#### Source

Please Log in to Vote.

6 out of 6 members found this useful.

Be the Music: Something Worth Celebrating

 
Share


This morning, I opened an email from a dear friend, sharing a wonderfully raw and revelatory anecdote about the spiritual nature of the creative impulse. Remarkably, it came from Alan Arkin, who will be joining us this New Year’s at ISE3. It comes from his new book, An Improvised Life:

Some years ago, I did a film with Madeline Kahn. A lot of it was shot on location, and one day we found ourselves at a particularly beautiful spot overlooking a panoramic view of the Hudson Valley.

During a lull in the shooting, while the cameras were setting up, we went out onto an extensive lawn and sat there for a while, lost in the scenery. While we were musing and chatting, I found myself thinking about Madeline's many gifts. She was a fine actress, an excellent pianist; she had an exquisite operatic voice with impeccable technique and she was also a brilliant comedian.

I asked her which of her talents she considered to be her primary focus. She thought for a while and couldn't come up with an answer. I don't think she'd ever thought about it before.

########

• Exercise task 1
Translate this sentence from the post about Alan Arkin's book into Spanish: "I asked her which of her talents she considered to be her primary focus."
• Exercise task 2
Resume the post's anecdote about Madeline Kahn, starting right after its final sentence.

#### Extracted records

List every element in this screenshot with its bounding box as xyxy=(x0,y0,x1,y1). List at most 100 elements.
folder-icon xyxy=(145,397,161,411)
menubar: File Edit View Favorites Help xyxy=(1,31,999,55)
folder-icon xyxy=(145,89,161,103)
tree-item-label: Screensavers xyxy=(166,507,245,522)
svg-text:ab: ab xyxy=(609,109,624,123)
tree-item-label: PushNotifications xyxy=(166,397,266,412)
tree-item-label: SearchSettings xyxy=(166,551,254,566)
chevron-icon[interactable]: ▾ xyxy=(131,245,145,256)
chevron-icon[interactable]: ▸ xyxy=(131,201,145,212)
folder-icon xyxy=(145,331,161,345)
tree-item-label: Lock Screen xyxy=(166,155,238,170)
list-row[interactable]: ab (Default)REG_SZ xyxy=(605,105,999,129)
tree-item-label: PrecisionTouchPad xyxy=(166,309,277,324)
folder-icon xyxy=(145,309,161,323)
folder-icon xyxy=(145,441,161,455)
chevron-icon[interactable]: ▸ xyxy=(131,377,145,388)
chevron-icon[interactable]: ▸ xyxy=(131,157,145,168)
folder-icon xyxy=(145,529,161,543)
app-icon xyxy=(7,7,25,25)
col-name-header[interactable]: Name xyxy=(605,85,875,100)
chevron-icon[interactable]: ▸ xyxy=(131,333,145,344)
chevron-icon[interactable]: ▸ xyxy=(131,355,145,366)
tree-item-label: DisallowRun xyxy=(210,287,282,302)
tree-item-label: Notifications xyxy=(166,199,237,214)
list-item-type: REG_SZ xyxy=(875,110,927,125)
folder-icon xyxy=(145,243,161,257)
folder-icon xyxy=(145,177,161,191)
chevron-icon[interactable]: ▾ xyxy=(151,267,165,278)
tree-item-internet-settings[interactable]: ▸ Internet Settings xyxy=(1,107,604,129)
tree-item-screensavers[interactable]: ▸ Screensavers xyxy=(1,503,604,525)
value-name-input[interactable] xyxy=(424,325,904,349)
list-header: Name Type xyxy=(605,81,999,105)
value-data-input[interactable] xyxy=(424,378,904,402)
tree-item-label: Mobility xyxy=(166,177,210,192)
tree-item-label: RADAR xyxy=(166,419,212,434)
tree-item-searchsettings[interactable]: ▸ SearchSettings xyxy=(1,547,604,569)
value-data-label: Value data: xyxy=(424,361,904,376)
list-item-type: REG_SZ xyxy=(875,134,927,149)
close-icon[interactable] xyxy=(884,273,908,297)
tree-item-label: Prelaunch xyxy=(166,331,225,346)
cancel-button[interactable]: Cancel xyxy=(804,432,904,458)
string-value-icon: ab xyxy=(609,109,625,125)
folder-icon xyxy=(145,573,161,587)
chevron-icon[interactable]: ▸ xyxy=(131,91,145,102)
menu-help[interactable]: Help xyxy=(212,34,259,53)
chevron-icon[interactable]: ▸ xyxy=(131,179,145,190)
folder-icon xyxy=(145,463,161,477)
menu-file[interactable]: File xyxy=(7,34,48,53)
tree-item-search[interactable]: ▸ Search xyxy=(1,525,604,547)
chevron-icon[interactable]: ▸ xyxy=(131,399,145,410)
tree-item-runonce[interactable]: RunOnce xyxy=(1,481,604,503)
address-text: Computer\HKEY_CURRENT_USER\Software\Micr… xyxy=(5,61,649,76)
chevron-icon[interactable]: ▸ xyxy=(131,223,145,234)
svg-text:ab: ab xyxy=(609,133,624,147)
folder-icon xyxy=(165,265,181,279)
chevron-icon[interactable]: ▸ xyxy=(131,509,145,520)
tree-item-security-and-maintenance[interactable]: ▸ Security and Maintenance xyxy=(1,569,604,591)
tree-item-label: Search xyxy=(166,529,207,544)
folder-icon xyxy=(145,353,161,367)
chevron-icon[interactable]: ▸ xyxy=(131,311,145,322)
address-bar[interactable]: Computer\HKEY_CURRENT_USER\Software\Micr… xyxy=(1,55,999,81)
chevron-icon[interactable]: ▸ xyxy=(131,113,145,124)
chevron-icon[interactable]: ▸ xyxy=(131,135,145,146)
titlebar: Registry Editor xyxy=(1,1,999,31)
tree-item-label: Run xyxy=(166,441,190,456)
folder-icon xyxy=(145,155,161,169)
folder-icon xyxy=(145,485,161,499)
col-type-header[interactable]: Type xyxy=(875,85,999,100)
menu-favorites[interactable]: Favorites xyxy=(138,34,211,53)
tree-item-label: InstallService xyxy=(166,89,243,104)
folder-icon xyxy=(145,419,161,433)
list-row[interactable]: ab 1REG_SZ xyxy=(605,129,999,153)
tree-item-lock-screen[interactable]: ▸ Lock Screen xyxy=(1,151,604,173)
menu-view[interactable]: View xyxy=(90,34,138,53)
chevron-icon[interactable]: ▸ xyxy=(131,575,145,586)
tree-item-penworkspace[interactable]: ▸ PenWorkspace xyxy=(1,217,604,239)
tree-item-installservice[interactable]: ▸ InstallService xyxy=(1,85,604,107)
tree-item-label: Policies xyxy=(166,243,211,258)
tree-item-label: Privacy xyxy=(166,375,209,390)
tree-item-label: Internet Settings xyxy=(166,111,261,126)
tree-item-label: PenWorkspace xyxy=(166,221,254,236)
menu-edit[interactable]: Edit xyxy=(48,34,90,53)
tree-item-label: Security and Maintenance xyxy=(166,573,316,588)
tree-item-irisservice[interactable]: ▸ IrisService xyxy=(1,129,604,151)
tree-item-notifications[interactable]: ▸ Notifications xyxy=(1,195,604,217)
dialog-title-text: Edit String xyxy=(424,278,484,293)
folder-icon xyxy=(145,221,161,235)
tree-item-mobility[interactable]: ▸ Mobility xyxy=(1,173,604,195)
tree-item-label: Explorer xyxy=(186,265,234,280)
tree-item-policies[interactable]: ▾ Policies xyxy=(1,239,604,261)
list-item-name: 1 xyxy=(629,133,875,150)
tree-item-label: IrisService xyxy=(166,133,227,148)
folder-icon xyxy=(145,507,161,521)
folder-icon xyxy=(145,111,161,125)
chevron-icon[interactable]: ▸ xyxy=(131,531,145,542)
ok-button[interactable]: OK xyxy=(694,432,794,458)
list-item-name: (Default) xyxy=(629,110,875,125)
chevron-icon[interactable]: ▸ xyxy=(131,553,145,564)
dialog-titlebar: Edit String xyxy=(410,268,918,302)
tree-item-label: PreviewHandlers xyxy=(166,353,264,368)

########

• Written answer 1
Le pregunté cuál de sus talentos consideraba su enfoque principal.

• Written answer 2
"Well, what did you start out wanting to do?" I asked. "What was your first impulse? Was it acting?" She shook her head "no," but she didn't seem sure.

"Singing?"

"No."

"Playing the piano?"

"No."

"Did you want to be a comedian?"

"No, not really."

"Well, what was the first thing you thought of doing? There had to be something."

Again she tried to thread her way back to her childhood ambitions.

"I used to listen to a lot of music." She paused, trying to find the words for what she was thinking. "And that's what I wanted to be," she finally said.

"I don't know what you mean," I said.

She answered, and it sounded as if she'd never formulated this thought before, as if it was news to herself.

"I wanted to be the music," she said.

It was a revelatory and somewhat disturbing moment. With that one statement, I realized that what she'd said about herself was the impulse behind all of my own interests, all of my needs, all of my studying, compulsions and passions, and had I been aware of that idea when I was starting out, had I been able to assimilate it, live within it, I would have saved endless years of frustration and work and confusion because that thought was at the very bottom of what I was looking for. So much had been invested in craft, in externalization, in looking for something solid out there that would fill the void, create a sense of flight, of getting out of the oppression of self.

We don't want to do it; we want to be it. Only we don't know it. No one tells us.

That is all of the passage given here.